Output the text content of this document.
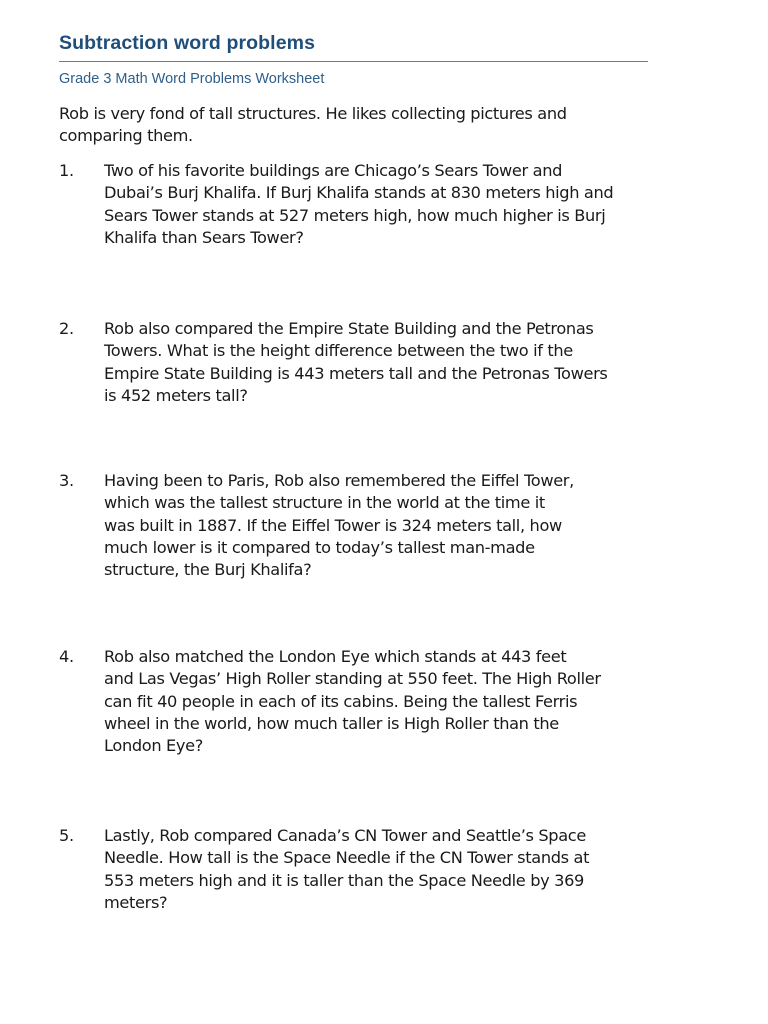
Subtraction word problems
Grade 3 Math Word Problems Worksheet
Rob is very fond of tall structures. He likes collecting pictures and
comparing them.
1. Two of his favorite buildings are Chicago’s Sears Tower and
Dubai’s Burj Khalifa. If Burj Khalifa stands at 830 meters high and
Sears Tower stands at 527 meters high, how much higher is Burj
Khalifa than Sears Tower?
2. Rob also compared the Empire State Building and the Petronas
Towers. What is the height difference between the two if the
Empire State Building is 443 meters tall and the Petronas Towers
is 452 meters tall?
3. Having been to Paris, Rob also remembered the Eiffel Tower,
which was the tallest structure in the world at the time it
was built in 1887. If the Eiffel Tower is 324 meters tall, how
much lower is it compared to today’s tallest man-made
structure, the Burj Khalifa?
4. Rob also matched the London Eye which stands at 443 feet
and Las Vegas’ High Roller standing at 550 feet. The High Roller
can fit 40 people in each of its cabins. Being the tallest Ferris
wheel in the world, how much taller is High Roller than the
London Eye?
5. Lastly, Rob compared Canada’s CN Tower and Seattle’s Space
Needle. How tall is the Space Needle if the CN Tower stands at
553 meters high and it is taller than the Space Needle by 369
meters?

□ □ □ □

- TASK -
Reproduce each line exactly, please, except for any pictures.

- ANSWER TO THIS PROBLEM -
Output the text content of this document.
Subtraction word problems
Grade 3 Math Word Problems Worksheet
Rob is very fond of tall structures. He likes collecting pictures and
comparing them.
1. Two of his favorite buildings are Chicago’s Sears Tower and
Dubai’s Burj Khalifa. If Burj Khalifa stands at 830 meters high and
Sears Tower stands at 527 meters high, how much higher is Burj
Khalifa than Sears Tower?
2. Rob also compared the Empire State Building and the Petronas
Towers. What is the height difference between the two if the
Empire State Building is 443 meters tall and the Petronas Towers
is 452 meters tall?
3. Having been to Paris, Rob also remembered the Eiffel Tower,
which was the tallest structure in the world at the time it
was built in 1887. If the Eiffel Tower is 324 meters tall, how
much lower is it compared to today’s tallest man-made
structure, the Burj Khalifa?
4. Rob also matched the London Eye which stands at 443 feet
and Las Vegas’ High Roller standing at 550 feet. The High Roller
can fit 40 people in each of its cabins. Being the tallest Ferris
wheel in the world, how much taller is High Roller than the
London Eye?
5. Lastly, Rob compared Canada’s CN Tower and Seattle’s Space
Needle. How tall is the Space Needle if the CN Tower stands at
553 meters high and it is taller than the Space Needle by 369
meters?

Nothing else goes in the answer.